((

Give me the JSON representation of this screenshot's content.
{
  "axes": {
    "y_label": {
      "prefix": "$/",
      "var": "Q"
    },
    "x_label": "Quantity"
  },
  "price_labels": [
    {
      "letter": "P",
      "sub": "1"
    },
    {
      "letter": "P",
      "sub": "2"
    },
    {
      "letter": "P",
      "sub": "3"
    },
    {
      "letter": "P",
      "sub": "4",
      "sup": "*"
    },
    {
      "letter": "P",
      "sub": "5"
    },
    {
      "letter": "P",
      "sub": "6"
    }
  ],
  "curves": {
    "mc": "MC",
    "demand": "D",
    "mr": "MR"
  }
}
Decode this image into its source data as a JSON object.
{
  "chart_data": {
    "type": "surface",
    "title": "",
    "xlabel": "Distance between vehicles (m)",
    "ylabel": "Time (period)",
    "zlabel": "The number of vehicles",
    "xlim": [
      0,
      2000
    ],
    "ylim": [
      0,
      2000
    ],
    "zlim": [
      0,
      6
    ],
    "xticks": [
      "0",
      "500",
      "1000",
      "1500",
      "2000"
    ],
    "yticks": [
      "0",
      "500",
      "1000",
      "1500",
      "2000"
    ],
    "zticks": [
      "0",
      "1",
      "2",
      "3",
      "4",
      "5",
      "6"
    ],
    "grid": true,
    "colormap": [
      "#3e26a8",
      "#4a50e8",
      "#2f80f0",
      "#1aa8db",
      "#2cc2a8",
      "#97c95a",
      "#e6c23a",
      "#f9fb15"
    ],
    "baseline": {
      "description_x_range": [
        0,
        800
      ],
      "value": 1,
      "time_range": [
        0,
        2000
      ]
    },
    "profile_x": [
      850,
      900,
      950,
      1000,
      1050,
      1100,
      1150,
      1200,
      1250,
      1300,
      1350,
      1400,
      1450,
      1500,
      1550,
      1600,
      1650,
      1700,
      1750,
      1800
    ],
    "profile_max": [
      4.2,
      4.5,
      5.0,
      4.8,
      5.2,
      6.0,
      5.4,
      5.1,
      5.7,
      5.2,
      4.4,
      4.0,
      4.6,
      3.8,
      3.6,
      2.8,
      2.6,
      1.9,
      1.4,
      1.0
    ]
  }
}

))

To be done:
Print exactly the lines above, starting at the line that contains "Decode this image" and ending with the last line of the records, both included.

Complete answer:
Decode this image into its source data as a JSON object.
{
  "chart_data": {
    "type": "surface",
    "title": "",
    "xlabel": "Distance between vehicles (m)",
    "ylabel": "Time (period)",
    "zlabel": "The number of vehicles",
    "xlim": [
      0,
      2000
    ],
    "ylim": [
      0,
      2000
    ],
    "zlim": [
      0,
      6
    ],
    "xticks": [
      "0",
      "500",
      "1000",
      "1500",
      "2000"
    ],
    "yticks": [
      "0",
      "500",
      "1000",
      "1500",
      "2000"
    ],
    "zticks": [
      "0",
      "1",
      "2",
      "3",
      "4",
      "5",
      "6"
    ],
    "grid": true,
    "colormap": [
      "#3e26a8",
      "#4a50e8",
      "#2f80f0",
      "#1aa8db",
      "#2cc2a8",
      "#97c95a",
      "#e6c23a",
      "#f9fb15"
    ],
    "baseline": {
      "description_x_range": [
        0,
        800
      ],
      "value": 1,
      "time_range": [
        0,
        2000
      ]
    },
    "profile_x": [
      850,
      900,
      950,
      1000,
      1050,
      1100,
      1150,
      1200,
      1250,
      1300,
      1350,
      1400,
      1450,
      1500,
      1550,
      1600,
      1650,
      1700,
      1750,
      1800
    ],
    "profile_max": [
      4.2,
      4.5,
      5.0,
      4.8,
      5.2,
      6.0,
      5.4,
      5.1,
      5.7,
      5.2,
      4.4,
      4.0,
      4.6,
      3.8,
      3.6,
      2.8,
      2.6,
      1.9,
      1.4,
      1.0
    ]
  }
}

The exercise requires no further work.